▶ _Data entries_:
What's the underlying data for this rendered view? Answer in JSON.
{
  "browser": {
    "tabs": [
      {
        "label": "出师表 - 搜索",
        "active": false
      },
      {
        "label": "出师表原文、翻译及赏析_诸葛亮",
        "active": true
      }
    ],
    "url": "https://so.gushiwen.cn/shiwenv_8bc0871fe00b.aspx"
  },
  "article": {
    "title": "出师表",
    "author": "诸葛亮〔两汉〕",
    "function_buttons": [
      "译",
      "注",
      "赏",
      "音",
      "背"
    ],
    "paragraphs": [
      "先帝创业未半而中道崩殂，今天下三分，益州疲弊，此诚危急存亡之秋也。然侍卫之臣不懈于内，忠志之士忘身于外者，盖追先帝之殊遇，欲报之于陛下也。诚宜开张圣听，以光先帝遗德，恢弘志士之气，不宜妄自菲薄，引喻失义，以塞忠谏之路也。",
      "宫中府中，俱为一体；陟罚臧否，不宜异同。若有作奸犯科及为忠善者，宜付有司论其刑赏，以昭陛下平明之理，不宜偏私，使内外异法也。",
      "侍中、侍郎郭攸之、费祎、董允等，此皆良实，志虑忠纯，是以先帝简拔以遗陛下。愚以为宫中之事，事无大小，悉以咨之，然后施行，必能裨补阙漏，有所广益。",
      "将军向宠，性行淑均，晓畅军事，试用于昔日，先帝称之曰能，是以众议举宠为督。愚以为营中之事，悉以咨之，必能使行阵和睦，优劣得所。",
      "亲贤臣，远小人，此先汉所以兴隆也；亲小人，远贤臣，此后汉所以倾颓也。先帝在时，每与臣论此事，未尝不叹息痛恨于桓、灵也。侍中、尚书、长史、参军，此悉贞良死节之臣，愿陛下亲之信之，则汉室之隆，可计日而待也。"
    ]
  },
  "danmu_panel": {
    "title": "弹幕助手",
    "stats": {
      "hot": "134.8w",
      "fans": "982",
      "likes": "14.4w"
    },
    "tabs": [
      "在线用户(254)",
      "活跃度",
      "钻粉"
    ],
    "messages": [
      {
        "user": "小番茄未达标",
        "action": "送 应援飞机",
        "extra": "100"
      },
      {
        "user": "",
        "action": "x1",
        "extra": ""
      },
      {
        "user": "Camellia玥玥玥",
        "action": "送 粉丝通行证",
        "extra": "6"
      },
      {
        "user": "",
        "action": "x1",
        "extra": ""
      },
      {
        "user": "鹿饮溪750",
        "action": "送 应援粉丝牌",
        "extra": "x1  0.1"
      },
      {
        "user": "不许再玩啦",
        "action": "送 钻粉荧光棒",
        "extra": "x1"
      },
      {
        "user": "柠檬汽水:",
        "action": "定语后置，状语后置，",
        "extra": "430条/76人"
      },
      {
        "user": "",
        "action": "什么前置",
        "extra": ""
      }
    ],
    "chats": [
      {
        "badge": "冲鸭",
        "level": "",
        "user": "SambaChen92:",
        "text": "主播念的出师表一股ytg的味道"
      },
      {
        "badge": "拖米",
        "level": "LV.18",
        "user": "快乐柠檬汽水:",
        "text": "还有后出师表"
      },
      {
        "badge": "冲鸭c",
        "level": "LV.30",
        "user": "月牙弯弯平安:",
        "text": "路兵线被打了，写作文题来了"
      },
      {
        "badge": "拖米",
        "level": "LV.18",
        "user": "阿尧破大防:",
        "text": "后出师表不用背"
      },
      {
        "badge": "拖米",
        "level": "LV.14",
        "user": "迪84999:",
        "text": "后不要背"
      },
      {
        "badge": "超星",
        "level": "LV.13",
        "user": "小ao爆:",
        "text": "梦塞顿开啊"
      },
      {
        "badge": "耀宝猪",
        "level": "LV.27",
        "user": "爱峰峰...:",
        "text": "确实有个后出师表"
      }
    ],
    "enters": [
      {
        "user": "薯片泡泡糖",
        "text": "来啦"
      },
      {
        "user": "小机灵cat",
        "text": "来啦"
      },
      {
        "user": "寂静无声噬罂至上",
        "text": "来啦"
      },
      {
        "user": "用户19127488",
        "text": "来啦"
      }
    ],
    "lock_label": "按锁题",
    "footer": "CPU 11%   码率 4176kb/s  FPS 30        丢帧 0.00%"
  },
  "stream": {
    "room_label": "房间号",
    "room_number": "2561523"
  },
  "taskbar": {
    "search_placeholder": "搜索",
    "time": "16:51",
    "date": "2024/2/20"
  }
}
==
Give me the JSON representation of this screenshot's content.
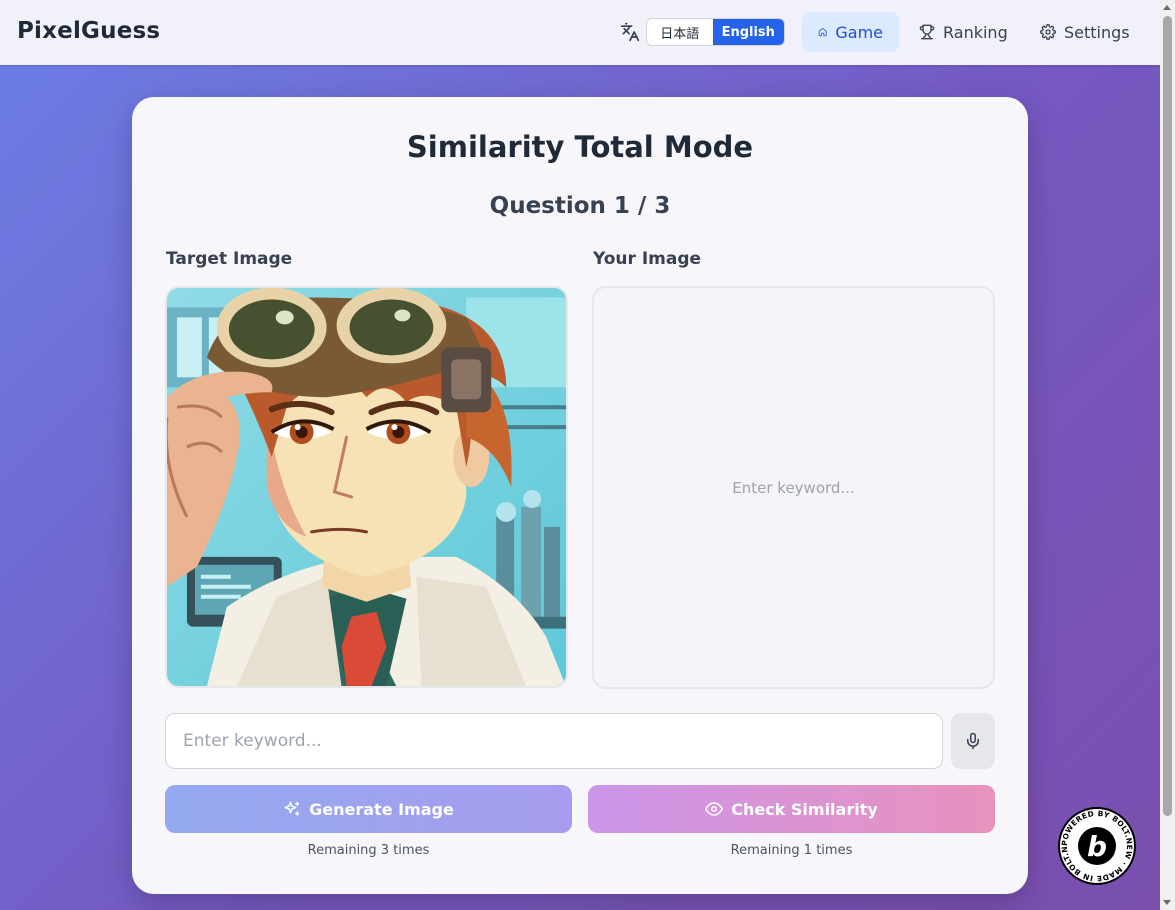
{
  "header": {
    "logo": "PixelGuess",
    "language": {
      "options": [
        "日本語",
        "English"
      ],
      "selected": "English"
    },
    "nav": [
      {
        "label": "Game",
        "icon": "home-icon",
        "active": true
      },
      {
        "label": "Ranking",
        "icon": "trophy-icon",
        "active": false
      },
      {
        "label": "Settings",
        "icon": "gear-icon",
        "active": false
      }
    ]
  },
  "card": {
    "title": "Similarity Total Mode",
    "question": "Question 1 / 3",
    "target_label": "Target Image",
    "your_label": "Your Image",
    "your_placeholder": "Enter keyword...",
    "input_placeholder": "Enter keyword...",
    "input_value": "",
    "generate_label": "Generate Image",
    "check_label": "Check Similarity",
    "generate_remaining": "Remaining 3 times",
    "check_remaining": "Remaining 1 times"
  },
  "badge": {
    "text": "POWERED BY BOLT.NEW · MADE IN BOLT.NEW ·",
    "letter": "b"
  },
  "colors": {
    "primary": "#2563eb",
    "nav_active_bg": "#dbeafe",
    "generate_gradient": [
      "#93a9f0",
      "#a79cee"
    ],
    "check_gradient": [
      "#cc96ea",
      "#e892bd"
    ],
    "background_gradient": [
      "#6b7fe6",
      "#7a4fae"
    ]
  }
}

▶ _GIVEN TASK_: Go through the listing above and pull out each line containing the word "Remaining".

▶ _TASK SOLUTION_:
    "generate_remaining": "Remaining 3 times",
    "check_remaining": "Remaining 1 times"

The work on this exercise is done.